What you are asked to do -> Using the data below, copy each line that includes the word "Filter".

A block of data:
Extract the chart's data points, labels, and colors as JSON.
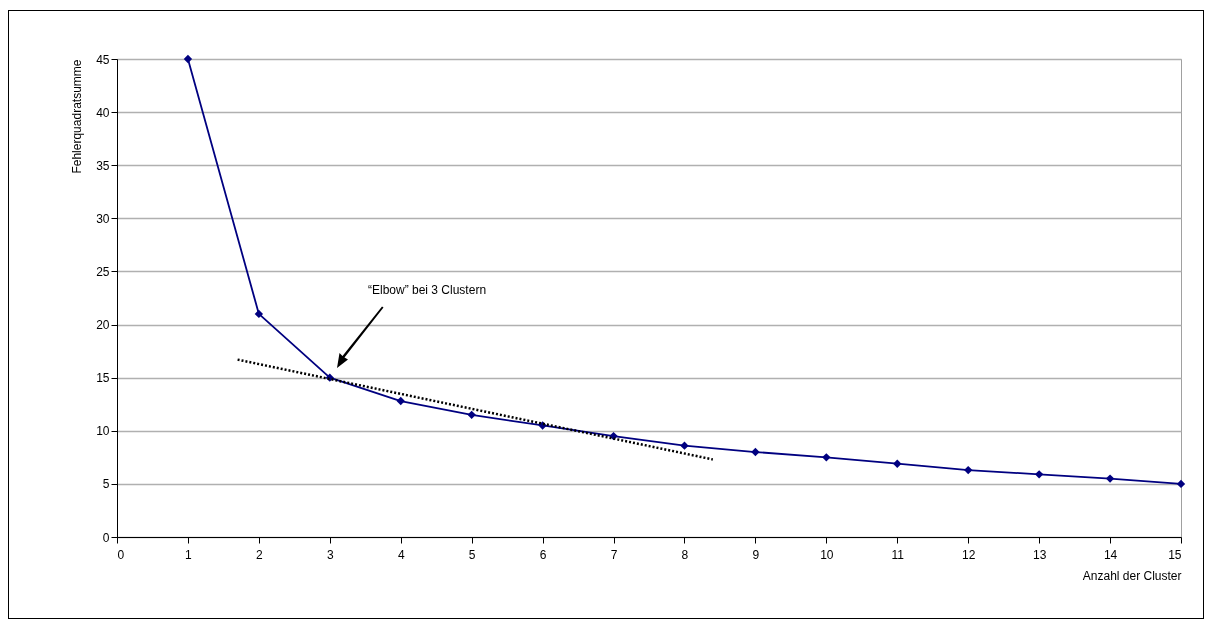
{
  "chart_data": {
    "type": "line",
    "xlabel": "Anzahl der Cluster",
    "ylabel": "Fehlerquadratsumme",
    "x": [
      1,
      2,
      3,
      4,
      5,
      6,
      7,
      8,
      9,
      10,
      11,
      12,
      13,
      14,
      15
    ],
    "series": [
      {
        "color": "#000080",
        "values": [
          45,
          21,
          15,
          12.8,
          11.5,
          10.5,
          9.5,
          8.6,
          8.0,
          7.5,
          6.9,
          6.3,
          5.9,
          5.5,
          5.0
        ]
      },
      {
        "type": "line",
        "x": [
          1.7,
          8.4
        ],
        "color": "#000000",
        "values": [
          16.7,
          7.3
        ],
        "marker": "none",
        "line_style": "dotted"
      }
    ],
    "annotations": [
      "“Elbow” bei 3 Clustern"
    ],
    "xlim": [
      0,
      15
    ],
    "xticks": [
      0,
      1,
      2,
      3,
      4,
      5,
      6,
      7,
      8,
      9,
      10,
      11,
      12,
      13,
      14,
      15
    ],
    "ylim": [
      0,
      45
    ],
    "yticks": [
      0,
      5,
      10,
      15,
      20,
      25,
      30,
      35,
      40,
      45
    ],
    "grid": "y",
    "marker": "diamond"
  }
}
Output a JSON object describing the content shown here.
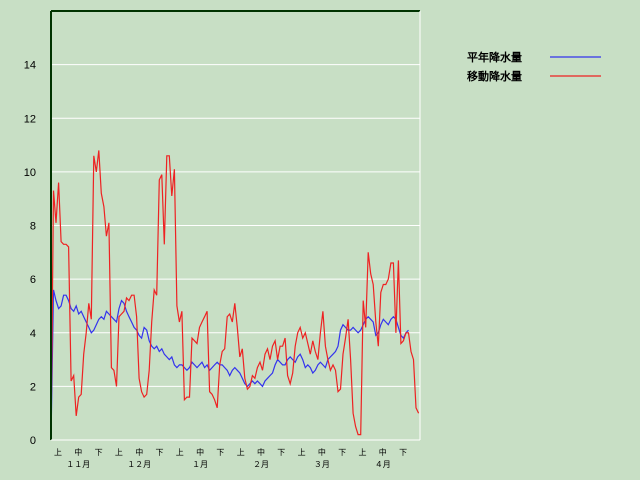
{
  "chart_data": {
    "type": "line",
    "title": "",
    "xlabel": "",
    "ylabel": "",
    "ylim": [
      0,
      16
    ],
    "yticks": [
      0,
      2,
      4,
      6,
      8,
      10,
      12,
      14
    ],
    "grid": true,
    "legend_position": "top-right",
    "x_ticks": [
      "上",
      "中",
      "下",
      "上",
      "中",
      "下",
      "上",
      "中",
      "下",
      "上",
      "中",
      "下",
      "上",
      "中",
      "下",
      "上",
      "中",
      "下"
    ],
    "months": [
      "１１月",
      "１２月",
      "１月",
      "２月",
      "３月",
      "４月"
    ],
    "series": [
      {
        "name": "平年降水量",
        "color": "#3333ee",
        "values": [
          0,
          5.6,
          5.2,
          4.9,
          5.0,
          5.4,
          5.4,
          5.2,
          4.9,
          4.8,
          5.0,
          4.7,
          4.8,
          4.6,
          4.4,
          4.2,
          4.0,
          4.1,
          4.3,
          4.5,
          4.6,
          4.5,
          4.8,
          4.7,
          4.6,
          4.5,
          4.4,
          4.9,
          5.2,
          5.1,
          4.8,
          4.6,
          4.4,
          4.2,
          4.1,
          3.9,
          3.8,
          4.2,
          4.1,
          3.7,
          3.5,
          3.4,
          3.5,
          3.3,
          3.4,
          3.2,
          3.1,
          3.0,
          3.1,
          2.8,
          2.7,
          2.8,
          2.8,
          2.7,
          2.6,
          2.7,
          2.9,
          2.8,
          2.7,
          2.8,
          2.9,
          2.7,
          2.8,
          2.6,
          2.7,
          2.8,
          2.9,
          2.8,
          2.8,
          2.7,
          2.6,
          2.4,
          2.6,
          2.7,
          2.6,
          2.5,
          2.3,
          2.1,
          2.0,
          2.1,
          2.2,
          2.1,
          2.2,
          2.1,
          2.0,
          2.2,
          2.3,
          2.4,
          2.5,
          2.8,
          3.0,
          2.9,
          2.8,
          2.8,
          3.0,
          3.1,
          3.0,
          2.9,
          3.1,
          3.2,
          3.0,
          2.7,
          2.8,
          2.7,
          2.5,
          2.6,
          2.8,
          2.9,
          2.8,
          2.7,
          3.0,
          3.1,
          3.2,
          3.3,
          3.5,
          4.1,
          4.3,
          4.2,
          4.1,
          4.1,
          4.2,
          4.1,
          4.0,
          4.1,
          4.3,
          4.5,
          4.6,
          4.5,
          4.4,
          3.9,
          4.0,
          4.3,
          4.5,
          4.4,
          4.3,
          4.5,
          4.6,
          4.5,
          4.2,
          3.9,
          3.8,
          4.0,
          4.1
        ]
      },
      {
        "name": "移動降水量",
        "color": "#ee2222",
        "values": [
          0,
          9.3,
          8.1,
          9.6,
          7.4,
          7.3,
          7.3,
          7.2,
          2.2,
          2.4,
          0.9,
          1.6,
          1.7,
          3.2,
          4.0,
          5.1,
          4.5,
          10.6,
          10.0,
          10.8,
          9.2,
          8.7,
          7.6,
          8.1,
          2.7,
          2.6,
          2.0,
          4.6,
          4.7,
          4.8,
          5.3,
          5.2,
          5.4,
          5.4,
          4.6,
          2.3,
          1.8,
          1.6,
          1.7,
          2.6,
          4.4,
          5.6,
          5.4,
          9.7,
          9.9,
          7.3,
          10.6,
          10.6,
          9.1,
          10.1,
          5.0,
          4.4,
          4.8,
          1.5,
          1.6,
          1.6,
          3.8,
          3.7,
          3.6,
          4.2,
          4.4,
          4.6,
          4.8,
          1.8,
          1.7,
          1.5,
          1.2,
          2.8,
          3.3,
          3.4,
          4.6,
          4.7,
          4.4,
          5.1,
          4.2,
          3.1,
          3.4,
          2.3,
          1.9,
          2.0,
          2.4,
          2.3,
          2.7,
          2.9,
          2.6,
          3.2,
          3.4,
          3.0,
          3.5,
          3.7,
          3.0,
          3.5,
          3.5,
          3.8,
          2.4,
          2.1,
          2.5,
          3.5,
          4.0,
          4.2,
          3.8,
          4.0,
          3.6,
          3.2,
          3.7,
          3.3,
          3.0,
          4.0,
          4.8,
          3.5,
          3.0,
          2.6,
          2.8,
          2.6,
          1.8,
          1.9,
          3.2,
          3.8,
          4.5,
          3.0,
          1.0,
          0.5,
          0.2,
          0.2,
          5.2,
          4.2,
          7.0,
          6.2,
          5.8,
          4.4,
          3.5,
          5.5,
          5.8,
          5.8,
          6.0,
          6.6,
          6.6,
          4.0,
          6.7,
          3.6,
          3.7,
          4.0,
          4.0,
          3.3,
          3.0,
          1.2,
          1.0
        ]
      }
    ]
  }
}
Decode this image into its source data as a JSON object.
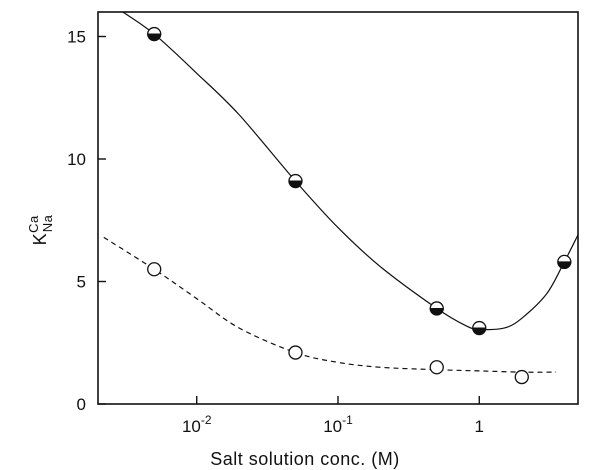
{
  "chart_data": {
    "type": "scatter",
    "xlabel": "Salt solution conc. (M)",
    "ylabel": "K",
    "ylabel_sup": "Ca",
    "ylabel_sub": "Na",
    "x_scale": "log",
    "xlim": [
      0.002,
      5
    ],
    "ylim": [
      0,
      16
    ],
    "x_ticks": [
      {
        "value": 0.01,
        "base": "10",
        "exp": "-2"
      },
      {
        "value": 0.1,
        "base": "10",
        "exp": "-1"
      },
      {
        "value": 1,
        "base": "1",
        "exp": ""
      }
    ],
    "y_ticks": [
      0,
      5,
      10,
      15
    ],
    "grid": false,
    "series": [
      {
        "style": "solid",
        "marker": "half-filled-circle",
        "x": [
          0.005,
          0.05,
          0.5,
          1,
          4
        ],
        "y": [
          15.1,
          9.1,
          3.9,
          3.1,
          5.8
        ],
        "curve_x": [
          0.003,
          0.005,
          0.01,
          0.02,
          0.05,
          0.1,
          0.2,
          0.5,
          0.8,
          1,
          1.5,
          2,
          3,
          4,
          5
        ],
        "curve_y": [
          16.0,
          15.1,
          13.5,
          11.8,
          9.1,
          7.2,
          5.6,
          3.9,
          3.2,
          3.05,
          3.1,
          3.5,
          4.5,
          5.8,
          6.9
        ]
      },
      {
        "style": "dashed",
        "marker": "open-circle",
        "x": [
          0.005,
          0.05,
          0.5,
          2
        ],
        "y": [
          5.5,
          2.1,
          1.5,
          1.1
        ],
        "curve_x": [
          0.0022,
          0.005,
          0.01,
          0.02,
          0.05,
          0.1,
          0.2,
          0.5,
          1,
          2,
          3.5
        ],
        "curve_y": [
          6.8,
          5.5,
          4.3,
          3.1,
          2.1,
          1.7,
          1.5,
          1.4,
          1.35,
          1.3,
          1.3
        ]
      }
    ]
  }
}
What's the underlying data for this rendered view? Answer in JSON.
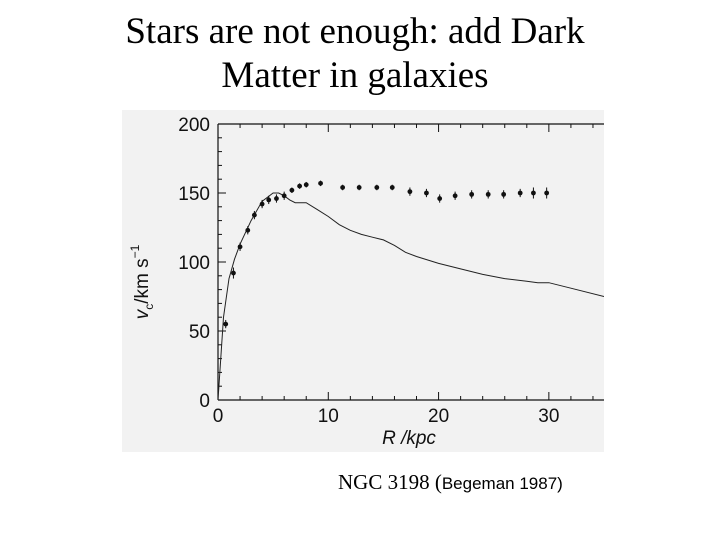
{
  "slide": {
    "title_line1": "Stars are not enough: add Dark",
    "title_line2": "Matter in galaxies"
  },
  "caption": {
    "main": "NGC 3198 (",
    "cite": "Begeman 1987)"
  },
  "chart_data": {
    "type": "scatter",
    "title": "",
    "xlabel": "R /kpc",
    "ylabel": "v_c/km s^-1",
    "ylabel_parts": {
      "v": "v",
      "sub": "c",
      "unit": "/km s",
      "sup": "−1"
    },
    "xlim": [
      0,
      35
    ],
    "ylim": [
      0,
      200
    ],
    "xticks": [
      0,
      10,
      20,
      30
    ],
    "yticks": [
      0,
      50,
      100,
      150,
      200
    ],
    "grid": false,
    "series": [
      {
        "kind": "points",
        "points": [
          {
            "x": 0.7,
            "y": 55,
            "err": 3
          },
          {
            "x": 1.4,
            "y": 92,
            "err": 4
          },
          {
            "x": 2.0,
            "y": 111,
            "err": 3
          },
          {
            "x": 2.7,
            "y": 123,
            "err": 3
          },
          {
            "x": 3.3,
            "y": 134,
            "err": 3
          },
          {
            "x": 4.0,
            "y": 142,
            "err": 3
          },
          {
            "x": 4.6,
            "y": 145,
            "err": 3
          },
          {
            "x": 5.3,
            "y": 146,
            "err": 3
          },
          {
            "x": 6.0,
            "y": 148,
            "err": 3
          },
          {
            "x": 6.7,
            "y": 152,
            "err": 2
          },
          {
            "x": 7.4,
            "y": 155,
            "err": 2
          },
          {
            "x": 8.0,
            "y": 156,
            "err": 2
          },
          {
            "x": 9.3,
            "y": 157,
            "err": 2
          },
          {
            "x": 11.3,
            "y": 154,
            "err": 2
          },
          {
            "x": 12.8,
            "y": 154,
            "err": 2
          },
          {
            "x": 14.4,
            "y": 154,
            "err": 2
          },
          {
            "x": 15.8,
            "y": 154,
            "err": 2
          },
          {
            "x": 17.4,
            "y": 151,
            "err": 3
          },
          {
            "x": 18.9,
            "y": 150,
            "err": 3
          },
          {
            "x": 20.1,
            "y": 146,
            "err": 3
          },
          {
            "x": 21.5,
            "y": 148,
            "err": 3
          },
          {
            "x": 23.0,
            "y": 149,
            "err": 3
          },
          {
            "x": 24.5,
            "y": 149,
            "err": 3
          },
          {
            "x": 25.9,
            "y": 149,
            "err": 3
          },
          {
            "x": 27.4,
            "y": 150,
            "err": 3
          },
          {
            "x": 28.6,
            "y": 150,
            "err": 4
          },
          {
            "x": 29.8,
            "y": 150,
            "err": 4
          }
        ]
      },
      {
        "kind": "line",
        "x": [
          0,
          0.5,
          1,
          1.5,
          2,
          3,
          4,
          5,
          5.5,
          6,
          6.5,
          7,
          8,
          9,
          10,
          11,
          12,
          13,
          14,
          15,
          16,
          17,
          18,
          20,
          22,
          24,
          26,
          28,
          29,
          30,
          32,
          35
        ],
        "y": [
          0,
          60,
          88,
          102,
          113,
          130,
          144,
          150,
          150,
          148,
          145,
          143,
          143,
          138,
          133,
          127,
          123,
          120,
          118,
          116,
          112,
          107,
          104,
          99,
          95,
          91,
          88,
          86,
          85,
          85,
          81,
          75
        ]
      }
    ]
  }
}
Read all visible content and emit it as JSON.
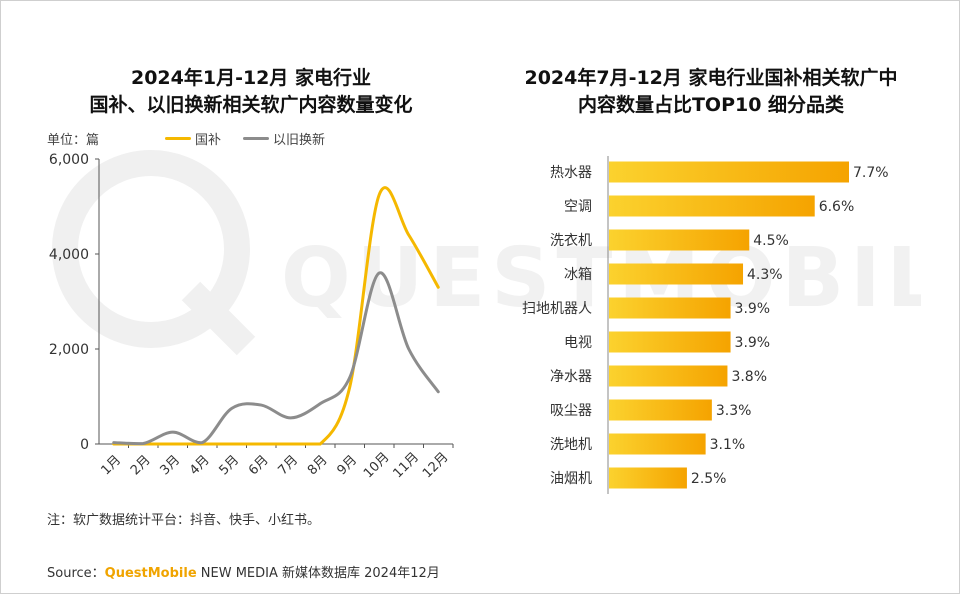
{
  "left_chart": {
    "title_line1": "2024年1月-12月 家电行业",
    "title_line2": "国补、以旧换新相关软广内容数量变化",
    "unit_label": "单位：篇",
    "legend": [
      {
        "name": "国补",
        "color": "#f5b800"
      },
      {
        "name": "以旧换新",
        "color": "#8c8c8c"
      }
    ]
  },
  "right_chart": {
    "title_line1": "2024年7月-12月 家电行业国补相关软广中",
    "title_line2": "内容数量占比TOP10 细分品类"
  },
  "chart_data": [
    {
      "type": "line",
      "title": "2024年1月-12月 家电行业 国补、以旧换新相关软广内容数量变化",
      "xlabel": "",
      "ylabel": "单位：篇",
      "x": [
        "1月",
        "2月",
        "3月",
        "4月",
        "5月",
        "6月",
        "7月",
        "8月",
        "9月",
        "10月",
        "11月",
        "12月"
      ],
      "y_ticks": [
        "0",
        "2,000",
        "4,000",
        "6,000"
      ],
      "y_tick_values": [
        0,
        2000,
        4000,
        6000
      ],
      "ylim": [
        0,
        6000
      ],
      "legend_position": "top",
      "series": [
        {
          "name": "国补",
          "color": "#f5b800",
          "values": [
            0,
            0,
            0,
            0,
            0,
            0,
            0,
            0,
            1200,
            5250,
            4400,
            3300
          ]
        },
        {
          "name": "以旧换新",
          "color": "#8c8c8c",
          "values": [
            30,
            10,
            250,
            30,
            750,
            820,
            550,
            850,
            1400,
            3600,
            2000,
            1100
          ]
        }
      ]
    },
    {
      "type": "bar",
      "orientation": "horizontal",
      "title": "2024年7月-12月 家电行业国补相关软广中内容数量占比TOP10 细分品类",
      "categories": [
        "热水器",
        "空调",
        "洗衣机",
        "冰箱",
        "扫地机器人",
        "电视",
        "净水器",
        "吸尘器",
        "洗地机",
        "油烟机"
      ],
      "values": [
        7.7,
        6.6,
        4.5,
        4.3,
        3.9,
        3.9,
        3.8,
        3.3,
        3.1,
        2.5
      ],
      "labels": [
        "7.7%",
        "6.6%",
        "4.5%",
        "4.3%",
        "3.9%",
        "3.9%",
        "3.8%",
        "3.3%",
        "3.1%",
        "2.5%"
      ],
      "xlim": [
        0,
        7.7
      ],
      "bar_color_start": "#fbd22e",
      "bar_color_end": "#f5a300"
    }
  ],
  "footer": {
    "note": "注：软广数据统计平台：抖音、快手、小红书。",
    "source_label": "Source：",
    "source_brand": "QuestMobile",
    "source_rest": " NEW MEDIA 新媒体数据库 2024年12月"
  },
  "watermark": {
    "text": "QUESTMOBILE"
  }
}
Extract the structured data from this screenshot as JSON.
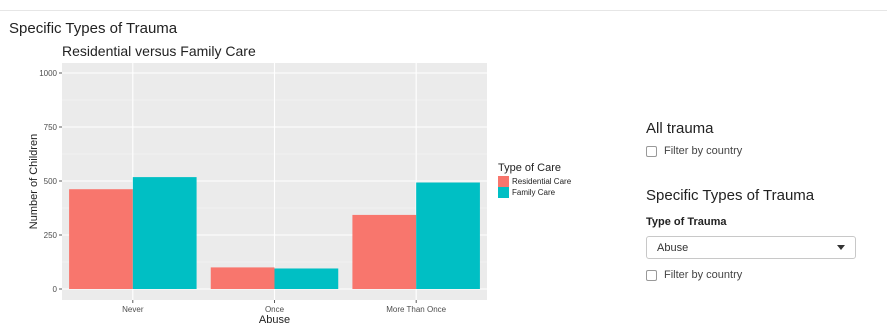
{
  "page": {
    "section_title": "Specific Types of Trauma"
  },
  "chart_data": {
    "type": "bar",
    "title": "Residential versus Family Care",
    "xlabel": "Abuse",
    "ylabel": "Number of Children",
    "categories": [
      "Never",
      "Once",
      "More Than Once"
    ],
    "series": [
      {
        "name": "Residential Care",
        "values": [
          462,
          100,
          343
        ],
        "color": "#F8766D"
      },
      {
        "name": "Family Care",
        "values": [
          518,
          95,
          493
        ],
        "color": "#00BFC4"
      }
    ],
    "ylim": [
      0,
      1000
    ],
    "yticks": [
      0,
      250,
      500,
      750,
      1000
    ],
    "legend_title": "Type of Care",
    "legend_position": "right",
    "grid": true,
    "panel_background": "#EBEBEB"
  },
  "sidebar": {
    "all_trauma": {
      "heading": "All trauma",
      "filter_label": "Filter by country"
    },
    "specific": {
      "heading": "Specific Types of Trauma",
      "select_label": "Type of Trauma",
      "select_value": "Abuse",
      "filter_label": "Filter by country",
      "caret_icon": "chevron-down-icon"
    }
  }
}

Worked answer ->
      "filter_label": "Filter by country"
      "filter_label": "Filter by country",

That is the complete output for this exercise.